## TASK DATA:
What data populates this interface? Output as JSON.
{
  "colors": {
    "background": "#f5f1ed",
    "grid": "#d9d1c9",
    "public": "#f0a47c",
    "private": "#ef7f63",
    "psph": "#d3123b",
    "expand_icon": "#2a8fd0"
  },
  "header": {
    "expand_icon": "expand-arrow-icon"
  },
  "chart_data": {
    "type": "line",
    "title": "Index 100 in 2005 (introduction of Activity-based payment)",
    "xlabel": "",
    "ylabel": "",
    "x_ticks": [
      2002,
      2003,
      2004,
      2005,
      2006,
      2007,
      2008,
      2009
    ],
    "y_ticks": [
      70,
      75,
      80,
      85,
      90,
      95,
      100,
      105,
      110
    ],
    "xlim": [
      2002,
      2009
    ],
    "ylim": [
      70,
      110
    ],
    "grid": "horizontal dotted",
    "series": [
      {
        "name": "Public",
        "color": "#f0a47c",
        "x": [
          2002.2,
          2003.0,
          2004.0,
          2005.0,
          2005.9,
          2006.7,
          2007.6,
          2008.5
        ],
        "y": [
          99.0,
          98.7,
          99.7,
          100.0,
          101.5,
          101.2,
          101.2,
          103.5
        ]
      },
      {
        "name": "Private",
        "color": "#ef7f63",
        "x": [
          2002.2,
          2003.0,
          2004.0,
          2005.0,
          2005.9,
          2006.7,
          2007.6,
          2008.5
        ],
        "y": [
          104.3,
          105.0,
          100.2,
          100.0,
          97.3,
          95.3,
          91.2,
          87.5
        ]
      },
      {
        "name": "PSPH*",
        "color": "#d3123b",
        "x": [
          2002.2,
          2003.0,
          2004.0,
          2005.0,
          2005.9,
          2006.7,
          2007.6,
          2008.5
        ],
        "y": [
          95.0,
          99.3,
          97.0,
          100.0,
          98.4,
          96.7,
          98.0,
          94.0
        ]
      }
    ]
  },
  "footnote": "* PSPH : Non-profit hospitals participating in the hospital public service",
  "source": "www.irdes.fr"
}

## SHORT EXERCISE:
Quote the listing in full, please, keeping every line exact.

## FINAL RESULT:
What data populates this interface? Output as JSON.
{
  "colors": {
    "background": "#f5f1ed",
    "grid": "#d9d1c9",
    "public": "#f0a47c",
    "private": "#ef7f63",
    "psph": "#d3123b",
    "expand_icon": "#2a8fd0"
  },
  "header": {
    "expand_icon": "expand-arrow-icon"
  },
  "chart_data": {
    "type": "line",
    "title": "Index 100 in 2005 (introduction of Activity-based payment)",
    "xlabel": "",
    "ylabel": "",
    "x_ticks": [
      2002,
      2003,
      2004,
      2005,
      2006,
      2007,
      2008,
      2009
    ],
    "y_ticks": [
      70,
      75,
      80,
      85,
      90,
      95,
      100,
      105,
      110
    ],
    "xlim": [
      2002,
      2009
    ],
    "ylim": [
      70,
      110
    ],
    "grid": "horizontal dotted",
    "series": [
      {
        "name": "Public",
        "color": "#f0a47c",
        "x": [
          2002.2,
          2003.0,
          2004.0,
          2005.0,
          2005.9,
          2006.7,
          2007.6,
          2008.5
        ],
        "y": [
          99.0,
          98.7,
          99.7,
          100.0,
          101.5,
          101.2,
          101.2,
          103.5
        ]
      },
      {
        "name": "Private",
        "color": "#ef7f63",
        "x": [
          2002.2,
          2003.0,
          2004.0,
          2005.0,
          2005.9,
          2006.7,
          2007.6,
          2008.5
        ],
        "y": [
          104.3,
          105.0,
          100.2,
          100.0,
          97.3,
          95.3,
          91.2,
          87.5
        ]
      },
      {
        "name": "PSPH*",
        "color": "#d3123b",
        "x": [
          2002.2,
          2003.0,
          2004.0,
          2005.0,
          2005.9,
          2006.7,
          2007.6,
          2008.5
        ],
        "y": [
          95.0,
          99.3,
          97.0,
          100.0,
          98.4,
          96.7,
          98.0,
          94.0
        ]
      }
    ]
  },
  "footnote": "* PSPH : Non-profit hospitals participating in the hospital public service",
  "source": "www.irdes.fr"
}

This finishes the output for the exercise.